Uczyć się mitów greckich na podstawie filmu Tarsema Singha to tak, jakby uczyć się historii, czytając podręczniki do tego przedmiotu wydane w czasach najprężniejszego socjalizmu – postacie niby się zgadzają, ale jakoś inaczej nam się jawią, jakoś inaczej fakty podane, jakichś faktów brakuje, ci bohaterowie tacy bez skazy… Hollywood idzie jeszcze dalej, gdyż bohaterowie „Immortals…” nie tylko na duszy, ale i na ciele są bez skazy – zupełnie jakby zerwali się w skąpych gatkach z wybiegu znanego kreatora mody.
To film o kryzysie w Grecji. Jak widać, ma kraj pecha… Bogowie niegdyś pokonali tytanów i skuli ich we wnętrzu góry, ale oto zjawia się zły król Hyperion (wyjątkowo zmęczony Mickey Rourke, widać, zdawał sobie od początku sprawę, że jego bohater to jednowymiarowy komiksowy złoczyńca, tudzież uciskały go wymyślne nakrycia głowy, którymi dręczyli ekranowego króla kostiumolodzy) plądrujący greckie ziemie i zamierzający zdobyć magiczny Łuk Epirusa wykuty przez samego Aresa, za pomocą którego uwolnić może tytanów, a co za tym idzie, podjąć walkę o władzę nad światem. Pokonać złego władcę może jedynie prosty wieśniak o dobrym sercu i wielkich mięśniach, Tezeusz (no bo i cóż innego miałby biedak robić, skoro scenarzyści zapomnieli o Minotaurze czy Ariadnie…).

• [ZESTAWIENIE DANYCH]:
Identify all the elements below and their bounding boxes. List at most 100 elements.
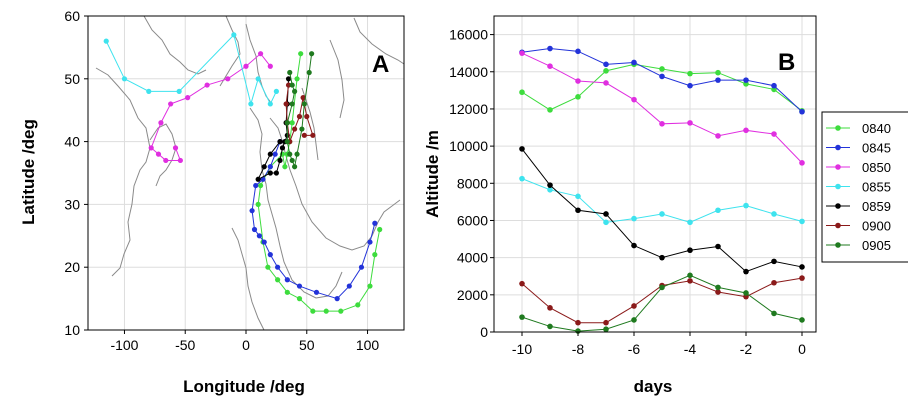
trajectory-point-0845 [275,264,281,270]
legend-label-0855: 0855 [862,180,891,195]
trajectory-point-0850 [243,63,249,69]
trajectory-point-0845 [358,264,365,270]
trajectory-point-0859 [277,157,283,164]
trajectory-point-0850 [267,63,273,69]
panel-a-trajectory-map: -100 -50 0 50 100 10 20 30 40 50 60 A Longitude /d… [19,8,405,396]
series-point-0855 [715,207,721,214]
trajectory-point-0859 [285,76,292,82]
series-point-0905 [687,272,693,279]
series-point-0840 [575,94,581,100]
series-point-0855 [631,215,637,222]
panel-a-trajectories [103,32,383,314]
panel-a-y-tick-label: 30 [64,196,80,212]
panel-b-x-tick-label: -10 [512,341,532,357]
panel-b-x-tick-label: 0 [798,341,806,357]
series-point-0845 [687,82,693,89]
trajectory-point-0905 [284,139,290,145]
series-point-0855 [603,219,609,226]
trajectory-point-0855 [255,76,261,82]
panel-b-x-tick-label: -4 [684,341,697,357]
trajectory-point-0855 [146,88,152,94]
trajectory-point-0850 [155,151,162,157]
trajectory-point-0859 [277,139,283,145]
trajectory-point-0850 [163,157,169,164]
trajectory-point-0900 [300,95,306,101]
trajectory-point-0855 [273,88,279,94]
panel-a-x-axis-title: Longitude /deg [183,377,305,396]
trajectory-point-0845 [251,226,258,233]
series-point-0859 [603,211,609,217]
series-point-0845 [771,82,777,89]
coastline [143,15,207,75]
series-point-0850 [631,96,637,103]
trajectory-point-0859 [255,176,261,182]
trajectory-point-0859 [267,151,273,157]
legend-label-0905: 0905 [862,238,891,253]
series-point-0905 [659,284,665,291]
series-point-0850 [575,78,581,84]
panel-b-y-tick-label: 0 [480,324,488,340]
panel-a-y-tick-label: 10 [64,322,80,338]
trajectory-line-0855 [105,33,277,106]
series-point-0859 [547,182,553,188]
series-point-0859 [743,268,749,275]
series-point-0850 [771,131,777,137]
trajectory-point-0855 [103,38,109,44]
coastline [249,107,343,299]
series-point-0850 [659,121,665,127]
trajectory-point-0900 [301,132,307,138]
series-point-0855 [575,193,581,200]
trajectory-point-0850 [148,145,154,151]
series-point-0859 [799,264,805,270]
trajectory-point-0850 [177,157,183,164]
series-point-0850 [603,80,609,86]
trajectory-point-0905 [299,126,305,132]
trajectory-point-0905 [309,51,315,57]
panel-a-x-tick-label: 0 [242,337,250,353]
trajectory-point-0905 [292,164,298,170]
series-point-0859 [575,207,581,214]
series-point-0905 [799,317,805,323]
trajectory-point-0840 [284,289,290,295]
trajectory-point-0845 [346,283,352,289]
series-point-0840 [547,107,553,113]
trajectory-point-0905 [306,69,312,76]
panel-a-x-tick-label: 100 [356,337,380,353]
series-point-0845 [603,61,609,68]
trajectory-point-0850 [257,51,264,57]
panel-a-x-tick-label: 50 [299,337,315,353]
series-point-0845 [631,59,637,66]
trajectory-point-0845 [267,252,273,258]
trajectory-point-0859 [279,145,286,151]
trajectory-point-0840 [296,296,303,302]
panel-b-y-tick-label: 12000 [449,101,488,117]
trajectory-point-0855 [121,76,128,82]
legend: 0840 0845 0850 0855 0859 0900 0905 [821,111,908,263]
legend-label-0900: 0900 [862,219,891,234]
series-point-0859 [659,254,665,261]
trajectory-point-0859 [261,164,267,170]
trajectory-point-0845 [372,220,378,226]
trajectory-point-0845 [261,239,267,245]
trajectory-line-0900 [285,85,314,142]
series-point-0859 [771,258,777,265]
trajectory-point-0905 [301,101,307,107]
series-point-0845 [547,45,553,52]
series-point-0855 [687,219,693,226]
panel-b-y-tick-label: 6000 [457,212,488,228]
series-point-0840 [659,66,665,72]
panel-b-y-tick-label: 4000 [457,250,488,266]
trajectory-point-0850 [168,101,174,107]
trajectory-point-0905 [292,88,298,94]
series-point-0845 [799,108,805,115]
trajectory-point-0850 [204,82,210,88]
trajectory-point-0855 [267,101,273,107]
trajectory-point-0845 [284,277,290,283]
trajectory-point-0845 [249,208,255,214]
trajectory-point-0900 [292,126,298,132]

• [ZADANIE PISEMNE A]:
Kto według tekstu źródłowego wykuł magiczny Łuk Epirusa?
• [ZADANIE PISEMNE B]:
Wyjaśnij na podstawie tekstu źródłowego, dlaczego Hyperion chce zdobyć Łuk Epirusa.
• [ZADANIE PISEMNE C]:
Zwróć dosłownie fragment tekstu źródłowego od słów „Uczyć się mitów” do słów „znanego kreatora mody.”.

• [WYNIK ĆWICZENIA A]:
Łuk Epirusa wykuł sam Ares.

• [WYNIK ĆWICZENIA B]:
Za pomocą Łuku Epirusa Hyperion może uwolnić tytanów, których bogowie skuli we wnętrzu góry. Dzięki temu mógłby podjąć walkę o władzę nad światem.

• [WYNIK ĆWICZENIA C]:
Uczyć się mitów greckich na podstawie filmu Tarsema Singha to tak, jakby uczyć się historii, czytając podręczniki do tego przedmiotu wydane w czasach najprężniejszego socjalizmu – postacie niby się zgadzają, ale jakoś inaczej nam się jawią, jakoś inaczej fakty podane, jakichś faktów brakuje, ci bohaterowie tacy bez skazy… Hollywood idzie jeszcze dalej, gdyż bohaterowie „Immortals…” nie tylko na duszy, ale i na ciele są bez skazy – zupełnie jakby zerwali się w skąpych gatkach z wybiegu znanego kreatora mody.